[BEGIN]

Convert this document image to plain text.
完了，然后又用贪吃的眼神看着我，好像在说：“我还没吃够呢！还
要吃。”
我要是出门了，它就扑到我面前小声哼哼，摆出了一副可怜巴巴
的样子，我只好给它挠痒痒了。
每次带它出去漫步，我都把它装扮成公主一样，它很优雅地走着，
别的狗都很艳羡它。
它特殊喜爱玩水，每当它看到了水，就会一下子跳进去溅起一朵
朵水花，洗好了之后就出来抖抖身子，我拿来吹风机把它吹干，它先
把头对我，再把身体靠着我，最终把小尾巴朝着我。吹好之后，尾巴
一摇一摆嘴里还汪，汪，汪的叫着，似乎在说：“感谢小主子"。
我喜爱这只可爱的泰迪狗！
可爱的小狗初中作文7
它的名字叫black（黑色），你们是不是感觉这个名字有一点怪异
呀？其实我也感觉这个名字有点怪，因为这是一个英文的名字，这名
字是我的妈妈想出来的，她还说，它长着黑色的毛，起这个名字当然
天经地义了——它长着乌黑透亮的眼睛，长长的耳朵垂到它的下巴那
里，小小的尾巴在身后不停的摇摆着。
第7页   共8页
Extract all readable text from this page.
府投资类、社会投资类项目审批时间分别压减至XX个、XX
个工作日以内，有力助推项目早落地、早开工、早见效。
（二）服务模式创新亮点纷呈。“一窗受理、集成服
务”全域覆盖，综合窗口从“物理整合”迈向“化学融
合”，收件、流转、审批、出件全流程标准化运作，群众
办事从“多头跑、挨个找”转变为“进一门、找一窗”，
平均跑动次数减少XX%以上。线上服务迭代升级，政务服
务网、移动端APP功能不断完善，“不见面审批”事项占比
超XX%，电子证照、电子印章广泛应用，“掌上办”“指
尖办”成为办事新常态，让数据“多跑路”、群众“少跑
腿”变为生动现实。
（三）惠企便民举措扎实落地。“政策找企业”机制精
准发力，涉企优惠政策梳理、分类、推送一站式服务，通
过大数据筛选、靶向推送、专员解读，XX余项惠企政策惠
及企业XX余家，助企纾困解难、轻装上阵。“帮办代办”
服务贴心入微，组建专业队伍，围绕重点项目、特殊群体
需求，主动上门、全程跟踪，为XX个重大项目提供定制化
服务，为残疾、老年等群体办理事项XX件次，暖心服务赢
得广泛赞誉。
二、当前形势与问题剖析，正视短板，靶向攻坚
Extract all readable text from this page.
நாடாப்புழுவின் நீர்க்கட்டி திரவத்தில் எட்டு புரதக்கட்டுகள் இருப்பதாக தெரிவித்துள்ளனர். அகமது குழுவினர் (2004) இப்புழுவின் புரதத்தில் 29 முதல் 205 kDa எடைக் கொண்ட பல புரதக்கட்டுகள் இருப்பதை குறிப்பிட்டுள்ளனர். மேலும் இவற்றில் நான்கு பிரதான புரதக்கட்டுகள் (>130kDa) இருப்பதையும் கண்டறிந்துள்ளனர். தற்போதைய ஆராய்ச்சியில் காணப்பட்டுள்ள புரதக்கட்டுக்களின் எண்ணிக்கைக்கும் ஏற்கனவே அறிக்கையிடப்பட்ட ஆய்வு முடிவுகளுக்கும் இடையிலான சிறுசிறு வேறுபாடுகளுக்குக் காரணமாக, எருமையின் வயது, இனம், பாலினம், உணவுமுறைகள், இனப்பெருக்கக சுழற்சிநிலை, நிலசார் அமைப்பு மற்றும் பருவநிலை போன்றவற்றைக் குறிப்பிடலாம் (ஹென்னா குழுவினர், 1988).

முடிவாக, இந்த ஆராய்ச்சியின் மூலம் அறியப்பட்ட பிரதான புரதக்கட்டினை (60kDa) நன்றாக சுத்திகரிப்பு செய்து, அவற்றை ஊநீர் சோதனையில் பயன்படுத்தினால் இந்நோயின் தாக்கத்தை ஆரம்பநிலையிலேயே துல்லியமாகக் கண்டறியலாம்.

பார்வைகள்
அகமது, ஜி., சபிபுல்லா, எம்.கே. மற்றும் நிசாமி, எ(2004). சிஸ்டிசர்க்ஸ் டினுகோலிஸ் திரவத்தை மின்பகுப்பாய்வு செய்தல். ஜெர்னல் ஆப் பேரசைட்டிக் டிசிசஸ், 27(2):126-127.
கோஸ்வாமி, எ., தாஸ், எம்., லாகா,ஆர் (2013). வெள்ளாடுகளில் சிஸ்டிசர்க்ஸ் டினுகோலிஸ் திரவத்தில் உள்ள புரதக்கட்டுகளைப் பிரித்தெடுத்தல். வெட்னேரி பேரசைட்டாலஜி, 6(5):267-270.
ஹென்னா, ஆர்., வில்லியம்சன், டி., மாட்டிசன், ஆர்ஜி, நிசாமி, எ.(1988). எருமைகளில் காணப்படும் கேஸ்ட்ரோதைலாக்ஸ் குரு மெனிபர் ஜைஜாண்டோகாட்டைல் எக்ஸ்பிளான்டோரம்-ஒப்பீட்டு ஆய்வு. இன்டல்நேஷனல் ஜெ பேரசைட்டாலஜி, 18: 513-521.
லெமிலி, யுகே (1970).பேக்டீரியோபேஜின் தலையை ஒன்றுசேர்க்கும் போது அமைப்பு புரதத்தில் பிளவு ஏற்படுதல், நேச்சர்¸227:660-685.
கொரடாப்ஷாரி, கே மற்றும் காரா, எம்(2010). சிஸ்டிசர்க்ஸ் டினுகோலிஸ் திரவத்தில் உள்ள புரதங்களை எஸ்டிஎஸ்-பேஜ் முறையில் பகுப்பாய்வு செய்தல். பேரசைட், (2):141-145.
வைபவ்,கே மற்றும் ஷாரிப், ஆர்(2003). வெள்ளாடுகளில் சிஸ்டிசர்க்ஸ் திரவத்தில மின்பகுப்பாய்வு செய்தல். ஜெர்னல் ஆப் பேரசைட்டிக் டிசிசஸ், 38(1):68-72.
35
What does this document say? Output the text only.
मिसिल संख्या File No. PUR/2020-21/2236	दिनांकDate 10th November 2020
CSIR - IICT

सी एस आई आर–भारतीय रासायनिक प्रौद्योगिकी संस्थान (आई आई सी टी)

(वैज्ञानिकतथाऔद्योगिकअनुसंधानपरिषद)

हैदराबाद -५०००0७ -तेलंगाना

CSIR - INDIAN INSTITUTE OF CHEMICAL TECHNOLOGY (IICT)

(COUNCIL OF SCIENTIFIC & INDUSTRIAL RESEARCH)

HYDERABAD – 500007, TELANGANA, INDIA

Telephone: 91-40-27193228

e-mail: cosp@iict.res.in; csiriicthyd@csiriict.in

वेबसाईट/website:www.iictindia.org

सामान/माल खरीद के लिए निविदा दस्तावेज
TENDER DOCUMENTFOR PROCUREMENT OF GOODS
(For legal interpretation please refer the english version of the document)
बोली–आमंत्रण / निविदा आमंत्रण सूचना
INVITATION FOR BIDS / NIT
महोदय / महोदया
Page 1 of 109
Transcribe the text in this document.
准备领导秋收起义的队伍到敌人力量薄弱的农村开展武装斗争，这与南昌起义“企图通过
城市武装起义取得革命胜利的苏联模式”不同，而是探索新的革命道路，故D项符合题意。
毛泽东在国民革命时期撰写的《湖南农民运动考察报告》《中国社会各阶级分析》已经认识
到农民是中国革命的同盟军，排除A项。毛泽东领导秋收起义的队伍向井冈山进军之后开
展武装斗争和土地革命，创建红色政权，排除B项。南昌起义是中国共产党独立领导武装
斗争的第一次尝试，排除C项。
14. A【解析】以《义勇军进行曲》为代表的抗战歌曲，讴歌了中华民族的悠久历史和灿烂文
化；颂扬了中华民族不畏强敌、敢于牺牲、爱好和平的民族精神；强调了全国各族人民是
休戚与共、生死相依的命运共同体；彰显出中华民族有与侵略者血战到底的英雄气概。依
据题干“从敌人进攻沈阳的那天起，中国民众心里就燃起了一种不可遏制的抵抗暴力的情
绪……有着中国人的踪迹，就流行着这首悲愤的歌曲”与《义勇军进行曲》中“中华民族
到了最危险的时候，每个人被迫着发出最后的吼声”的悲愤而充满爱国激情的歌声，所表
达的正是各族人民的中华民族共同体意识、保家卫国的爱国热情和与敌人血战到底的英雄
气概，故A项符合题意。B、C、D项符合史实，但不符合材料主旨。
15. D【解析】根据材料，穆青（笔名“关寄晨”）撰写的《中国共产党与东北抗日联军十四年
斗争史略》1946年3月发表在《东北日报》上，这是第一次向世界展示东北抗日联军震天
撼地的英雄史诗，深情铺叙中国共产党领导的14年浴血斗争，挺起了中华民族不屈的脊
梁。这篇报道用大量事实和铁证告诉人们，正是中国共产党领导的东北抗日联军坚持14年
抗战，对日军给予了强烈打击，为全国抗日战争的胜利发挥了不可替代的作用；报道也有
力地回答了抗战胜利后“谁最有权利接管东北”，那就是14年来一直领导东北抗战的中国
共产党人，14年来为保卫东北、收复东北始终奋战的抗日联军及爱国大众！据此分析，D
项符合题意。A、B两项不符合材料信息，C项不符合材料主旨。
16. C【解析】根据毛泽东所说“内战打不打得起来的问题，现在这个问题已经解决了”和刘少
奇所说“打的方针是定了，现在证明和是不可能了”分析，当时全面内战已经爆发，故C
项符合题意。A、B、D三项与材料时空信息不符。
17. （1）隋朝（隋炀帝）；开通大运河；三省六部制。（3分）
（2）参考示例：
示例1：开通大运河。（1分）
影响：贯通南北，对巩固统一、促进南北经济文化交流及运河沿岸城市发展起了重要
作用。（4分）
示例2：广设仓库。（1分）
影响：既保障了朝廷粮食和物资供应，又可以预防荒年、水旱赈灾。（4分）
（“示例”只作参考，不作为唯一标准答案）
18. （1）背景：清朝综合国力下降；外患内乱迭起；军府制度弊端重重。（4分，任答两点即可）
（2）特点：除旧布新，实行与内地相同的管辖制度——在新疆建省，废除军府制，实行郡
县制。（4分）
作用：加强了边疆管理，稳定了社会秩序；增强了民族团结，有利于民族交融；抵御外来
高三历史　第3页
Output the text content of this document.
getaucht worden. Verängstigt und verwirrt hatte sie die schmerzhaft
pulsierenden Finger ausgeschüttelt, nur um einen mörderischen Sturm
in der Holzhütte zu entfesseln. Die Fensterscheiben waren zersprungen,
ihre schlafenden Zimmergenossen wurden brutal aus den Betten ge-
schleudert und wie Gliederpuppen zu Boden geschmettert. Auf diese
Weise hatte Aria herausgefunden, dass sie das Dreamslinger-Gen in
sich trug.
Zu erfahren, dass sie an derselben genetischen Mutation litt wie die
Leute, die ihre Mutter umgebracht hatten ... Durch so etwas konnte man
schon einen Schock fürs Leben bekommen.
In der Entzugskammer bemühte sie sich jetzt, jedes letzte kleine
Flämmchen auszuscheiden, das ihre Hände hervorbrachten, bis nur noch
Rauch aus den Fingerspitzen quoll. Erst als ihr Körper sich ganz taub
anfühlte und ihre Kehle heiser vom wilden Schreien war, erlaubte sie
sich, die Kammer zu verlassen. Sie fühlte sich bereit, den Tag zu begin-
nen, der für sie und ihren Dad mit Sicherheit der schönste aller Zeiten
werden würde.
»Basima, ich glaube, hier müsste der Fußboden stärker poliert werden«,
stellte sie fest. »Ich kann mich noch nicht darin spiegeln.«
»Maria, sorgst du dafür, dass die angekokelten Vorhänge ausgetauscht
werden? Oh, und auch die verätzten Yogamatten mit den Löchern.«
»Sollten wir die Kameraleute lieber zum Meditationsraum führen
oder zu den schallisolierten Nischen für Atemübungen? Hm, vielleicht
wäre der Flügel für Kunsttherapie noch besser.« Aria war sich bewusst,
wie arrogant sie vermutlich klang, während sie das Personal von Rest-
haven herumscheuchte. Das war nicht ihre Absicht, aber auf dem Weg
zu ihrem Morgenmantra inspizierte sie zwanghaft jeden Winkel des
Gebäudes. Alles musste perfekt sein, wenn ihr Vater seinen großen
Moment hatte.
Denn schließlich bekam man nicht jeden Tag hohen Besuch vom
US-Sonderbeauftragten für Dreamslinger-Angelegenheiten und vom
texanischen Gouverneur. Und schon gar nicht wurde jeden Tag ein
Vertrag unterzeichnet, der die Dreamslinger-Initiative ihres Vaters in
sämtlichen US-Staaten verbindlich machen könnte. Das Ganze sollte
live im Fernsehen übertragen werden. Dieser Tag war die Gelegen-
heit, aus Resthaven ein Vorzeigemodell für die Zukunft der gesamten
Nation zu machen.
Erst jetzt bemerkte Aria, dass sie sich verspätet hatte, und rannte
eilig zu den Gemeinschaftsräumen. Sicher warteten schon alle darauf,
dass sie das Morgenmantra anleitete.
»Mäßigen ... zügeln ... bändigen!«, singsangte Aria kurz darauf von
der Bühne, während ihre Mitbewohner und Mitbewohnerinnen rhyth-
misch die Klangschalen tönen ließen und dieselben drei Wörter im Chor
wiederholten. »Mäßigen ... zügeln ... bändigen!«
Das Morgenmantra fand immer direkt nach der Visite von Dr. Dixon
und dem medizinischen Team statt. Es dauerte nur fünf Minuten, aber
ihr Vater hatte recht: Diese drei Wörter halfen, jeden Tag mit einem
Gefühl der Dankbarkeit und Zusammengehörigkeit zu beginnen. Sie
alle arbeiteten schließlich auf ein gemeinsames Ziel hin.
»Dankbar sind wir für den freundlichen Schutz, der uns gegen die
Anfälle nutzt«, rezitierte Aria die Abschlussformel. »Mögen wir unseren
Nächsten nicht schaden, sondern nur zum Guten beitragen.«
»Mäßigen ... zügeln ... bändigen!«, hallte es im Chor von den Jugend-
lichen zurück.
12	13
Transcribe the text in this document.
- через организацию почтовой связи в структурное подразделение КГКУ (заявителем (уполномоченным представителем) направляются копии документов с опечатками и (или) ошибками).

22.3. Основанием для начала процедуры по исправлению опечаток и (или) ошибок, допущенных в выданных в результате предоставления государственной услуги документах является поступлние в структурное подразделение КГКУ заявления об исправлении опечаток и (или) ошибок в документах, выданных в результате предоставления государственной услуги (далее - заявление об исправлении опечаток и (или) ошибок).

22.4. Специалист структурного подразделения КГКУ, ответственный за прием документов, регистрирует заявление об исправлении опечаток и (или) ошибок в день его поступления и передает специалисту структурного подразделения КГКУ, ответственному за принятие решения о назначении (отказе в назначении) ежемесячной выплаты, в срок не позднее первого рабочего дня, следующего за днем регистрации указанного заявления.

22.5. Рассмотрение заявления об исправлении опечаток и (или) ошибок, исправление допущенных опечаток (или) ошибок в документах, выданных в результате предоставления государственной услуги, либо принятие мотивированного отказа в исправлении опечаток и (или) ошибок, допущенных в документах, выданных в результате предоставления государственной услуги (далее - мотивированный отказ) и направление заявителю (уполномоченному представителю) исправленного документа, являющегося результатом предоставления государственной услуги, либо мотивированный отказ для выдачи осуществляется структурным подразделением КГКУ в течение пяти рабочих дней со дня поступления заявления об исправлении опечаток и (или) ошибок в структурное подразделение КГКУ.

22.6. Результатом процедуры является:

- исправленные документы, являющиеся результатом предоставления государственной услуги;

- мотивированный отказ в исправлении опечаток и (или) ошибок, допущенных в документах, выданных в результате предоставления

[END]

### Job
Search the records for the word "schließlich". Copy every line that has it.

### Response
Denn schließlich bekam man nicht jeden Tag hohen Besuch vom
alle arbeiteten schließlich auf ein gemeinsames Ziel hin.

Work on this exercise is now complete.